Aim of the task.
Take everything from the line containing "Bar xyxy=(531,296,912,380)" down to the line containing "Text: Videos in" and substitute "Prepaid Rent" for "Prepaid Insurance", leaving all else unchanged. Output only those lines.

Data provided.
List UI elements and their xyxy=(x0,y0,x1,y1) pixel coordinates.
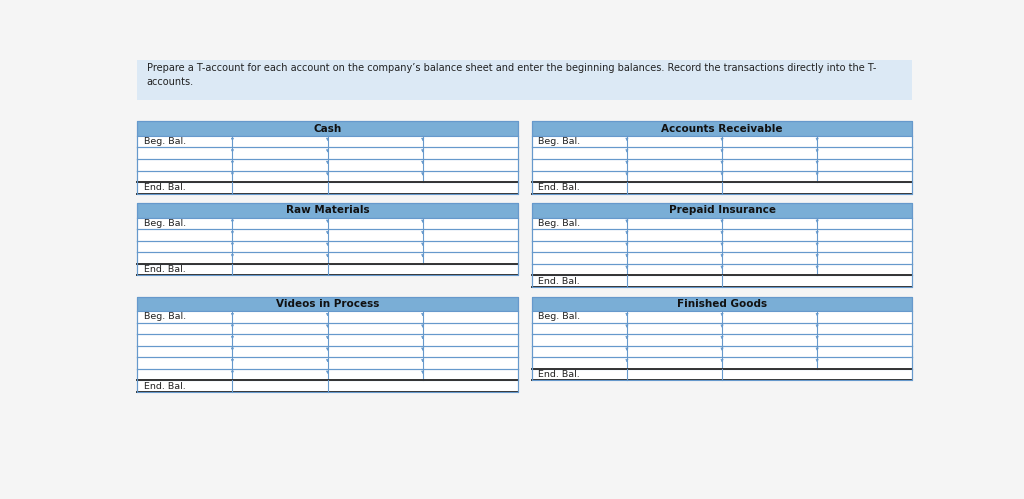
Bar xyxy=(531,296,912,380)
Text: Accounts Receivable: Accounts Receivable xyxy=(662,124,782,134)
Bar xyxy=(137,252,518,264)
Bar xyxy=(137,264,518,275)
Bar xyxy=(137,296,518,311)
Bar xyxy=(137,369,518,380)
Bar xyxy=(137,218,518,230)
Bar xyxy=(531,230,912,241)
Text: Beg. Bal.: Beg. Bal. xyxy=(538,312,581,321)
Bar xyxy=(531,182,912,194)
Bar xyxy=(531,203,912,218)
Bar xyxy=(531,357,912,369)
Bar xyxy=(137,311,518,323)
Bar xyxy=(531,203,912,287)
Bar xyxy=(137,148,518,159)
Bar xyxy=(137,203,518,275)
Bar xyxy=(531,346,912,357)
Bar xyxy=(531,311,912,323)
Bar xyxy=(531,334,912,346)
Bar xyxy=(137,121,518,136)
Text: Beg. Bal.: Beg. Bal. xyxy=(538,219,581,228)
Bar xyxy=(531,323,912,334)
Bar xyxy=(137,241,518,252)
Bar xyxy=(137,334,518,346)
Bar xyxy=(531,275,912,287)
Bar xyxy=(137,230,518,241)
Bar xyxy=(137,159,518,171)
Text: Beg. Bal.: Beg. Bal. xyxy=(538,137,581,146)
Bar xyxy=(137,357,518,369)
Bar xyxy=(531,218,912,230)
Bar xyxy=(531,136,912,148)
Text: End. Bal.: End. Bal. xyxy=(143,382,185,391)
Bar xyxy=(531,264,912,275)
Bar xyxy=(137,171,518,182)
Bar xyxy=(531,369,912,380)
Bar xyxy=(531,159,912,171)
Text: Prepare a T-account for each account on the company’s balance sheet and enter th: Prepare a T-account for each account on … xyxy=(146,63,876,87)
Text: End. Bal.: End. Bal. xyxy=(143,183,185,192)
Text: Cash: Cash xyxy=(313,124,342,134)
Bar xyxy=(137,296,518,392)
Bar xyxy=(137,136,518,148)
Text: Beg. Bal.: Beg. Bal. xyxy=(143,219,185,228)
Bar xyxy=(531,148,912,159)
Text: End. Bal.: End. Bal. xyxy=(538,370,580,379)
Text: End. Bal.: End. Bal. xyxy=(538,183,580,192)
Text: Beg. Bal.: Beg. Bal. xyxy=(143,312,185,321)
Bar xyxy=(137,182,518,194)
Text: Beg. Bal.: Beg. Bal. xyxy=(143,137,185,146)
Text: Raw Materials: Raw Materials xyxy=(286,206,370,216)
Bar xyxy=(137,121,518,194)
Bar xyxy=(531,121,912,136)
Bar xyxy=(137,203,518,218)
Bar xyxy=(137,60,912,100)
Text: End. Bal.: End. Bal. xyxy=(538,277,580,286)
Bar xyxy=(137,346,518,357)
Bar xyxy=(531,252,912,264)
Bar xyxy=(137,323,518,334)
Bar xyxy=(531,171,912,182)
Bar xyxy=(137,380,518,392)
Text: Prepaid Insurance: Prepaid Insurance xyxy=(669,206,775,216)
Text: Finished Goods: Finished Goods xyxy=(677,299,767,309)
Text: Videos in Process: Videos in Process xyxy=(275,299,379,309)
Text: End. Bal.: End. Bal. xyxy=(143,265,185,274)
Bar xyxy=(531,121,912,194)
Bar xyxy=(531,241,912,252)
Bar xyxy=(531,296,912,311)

...

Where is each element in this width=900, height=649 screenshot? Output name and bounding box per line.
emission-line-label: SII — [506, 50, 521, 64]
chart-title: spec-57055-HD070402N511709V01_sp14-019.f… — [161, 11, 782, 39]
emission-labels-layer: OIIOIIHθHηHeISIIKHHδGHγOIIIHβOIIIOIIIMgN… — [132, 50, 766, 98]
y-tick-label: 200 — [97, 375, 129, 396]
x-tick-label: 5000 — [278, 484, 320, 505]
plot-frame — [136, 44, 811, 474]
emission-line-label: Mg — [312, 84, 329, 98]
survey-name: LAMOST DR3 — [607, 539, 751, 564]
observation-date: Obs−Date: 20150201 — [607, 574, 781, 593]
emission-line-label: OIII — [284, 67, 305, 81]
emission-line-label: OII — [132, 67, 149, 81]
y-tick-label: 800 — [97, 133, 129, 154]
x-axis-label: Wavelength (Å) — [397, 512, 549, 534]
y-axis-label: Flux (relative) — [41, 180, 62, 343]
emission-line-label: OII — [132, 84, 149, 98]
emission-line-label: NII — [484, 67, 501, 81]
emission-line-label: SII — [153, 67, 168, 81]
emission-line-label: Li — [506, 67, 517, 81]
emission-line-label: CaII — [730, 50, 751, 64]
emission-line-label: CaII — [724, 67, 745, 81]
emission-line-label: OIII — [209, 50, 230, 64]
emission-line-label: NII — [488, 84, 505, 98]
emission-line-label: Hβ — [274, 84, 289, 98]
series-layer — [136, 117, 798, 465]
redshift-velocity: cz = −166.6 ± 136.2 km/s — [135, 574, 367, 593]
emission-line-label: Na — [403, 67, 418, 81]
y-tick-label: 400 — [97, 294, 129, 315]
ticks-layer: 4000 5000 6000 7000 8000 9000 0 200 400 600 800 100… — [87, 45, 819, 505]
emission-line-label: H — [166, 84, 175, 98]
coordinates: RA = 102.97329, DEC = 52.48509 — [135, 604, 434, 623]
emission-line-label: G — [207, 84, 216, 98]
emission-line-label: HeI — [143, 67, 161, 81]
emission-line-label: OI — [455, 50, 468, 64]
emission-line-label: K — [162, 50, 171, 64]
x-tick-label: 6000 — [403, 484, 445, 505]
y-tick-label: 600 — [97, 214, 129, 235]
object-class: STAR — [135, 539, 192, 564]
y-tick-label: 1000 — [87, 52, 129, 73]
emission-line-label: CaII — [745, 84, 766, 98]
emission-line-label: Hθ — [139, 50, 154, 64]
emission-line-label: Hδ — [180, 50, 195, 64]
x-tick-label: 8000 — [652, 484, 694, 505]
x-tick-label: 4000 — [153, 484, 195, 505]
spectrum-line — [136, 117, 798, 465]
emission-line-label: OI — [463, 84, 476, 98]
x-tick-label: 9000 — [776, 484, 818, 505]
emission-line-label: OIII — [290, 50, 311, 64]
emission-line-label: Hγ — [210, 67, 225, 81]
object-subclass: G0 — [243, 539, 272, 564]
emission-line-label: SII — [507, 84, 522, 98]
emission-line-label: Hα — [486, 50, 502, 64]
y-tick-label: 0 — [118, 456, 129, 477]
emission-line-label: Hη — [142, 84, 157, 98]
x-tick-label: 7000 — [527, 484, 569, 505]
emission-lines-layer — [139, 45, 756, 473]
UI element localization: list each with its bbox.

Result of this exercise.
Bar xyxy=(531,296,912,380)
Text: Accounts Receivable: Accounts Receivable xyxy=(662,124,782,134)
Bar xyxy=(137,252,518,264)
Bar xyxy=(137,264,518,275)
Bar xyxy=(137,296,518,311)
Bar xyxy=(137,369,518,380)
Bar xyxy=(137,218,518,230)
Bar xyxy=(531,230,912,241)
Text: Beg. Bal.: Beg. Bal. xyxy=(538,312,581,321)
Bar xyxy=(531,182,912,194)
Bar xyxy=(531,203,912,218)
Bar xyxy=(531,357,912,369)
Bar xyxy=(137,311,518,323)
Bar xyxy=(531,203,912,287)
Bar xyxy=(137,148,518,159)
Bar xyxy=(137,203,518,275)
Bar xyxy=(531,346,912,357)
Bar xyxy=(531,311,912,323)
Bar xyxy=(531,334,912,346)
Bar xyxy=(137,121,518,136)
Text: Beg. Bal.: Beg. Bal. xyxy=(538,219,581,228)
Bar xyxy=(531,323,912,334)
Bar xyxy=(137,241,518,252)
Bar xyxy=(137,334,518,346)
Bar xyxy=(531,275,912,287)
Bar xyxy=(137,230,518,241)
Bar xyxy=(137,159,518,171)
Text: Beg. Bal.: Beg. Bal. xyxy=(538,137,581,146)
Bar xyxy=(137,357,518,369)
Bar xyxy=(531,218,912,230)
Bar xyxy=(531,136,912,148)
Text: End. Bal.: End. Bal. xyxy=(143,382,185,391)
Bar xyxy=(531,264,912,275)
Bar xyxy=(137,171,518,182)
Bar xyxy=(531,369,912,380)
Bar xyxy=(531,159,912,171)
Text: Prepare a T-account for each account on the company’s balance sheet and enter th: Prepare a T-account for each account on … xyxy=(146,63,876,87)
Text: End. Bal.: End. Bal. xyxy=(143,183,185,192)
Text: Cash: Cash xyxy=(313,124,342,134)
Bar xyxy=(137,296,518,392)
Bar xyxy=(137,136,518,148)
Text: Beg. Bal.: Beg. Bal. xyxy=(143,219,185,228)
Bar xyxy=(531,148,912,159)
Text: End. Bal.: End. Bal. xyxy=(538,370,580,379)
Text: End. Bal.: End. Bal. xyxy=(538,183,580,192)
Text: Beg. Bal.: Beg. Bal. xyxy=(143,312,185,321)
Bar xyxy=(137,182,518,194)
Text: Beg. Bal.: Beg. Bal. xyxy=(143,137,185,146)
Text: Raw Materials: Raw Materials xyxy=(286,206,370,216)
Bar xyxy=(137,121,518,194)
Bar xyxy=(531,121,912,136)
Bar xyxy=(137,203,518,218)
Bar xyxy=(137,60,912,100)
Text: End. Bal.: End. Bal. xyxy=(538,277,580,286)
Bar xyxy=(137,346,518,357)
Bar xyxy=(531,252,912,264)
Bar xyxy=(137,323,518,334)
Bar xyxy=(531,171,912,182)
Bar xyxy=(137,380,518,392)
Text: Prepaid Rent: Prepaid Rent xyxy=(669,206,775,216)
Text: Finished Goods: Finished Goods xyxy=(677,299,767,309)
Text: Videos in Process: Videos in Process xyxy=(275,299,379,309)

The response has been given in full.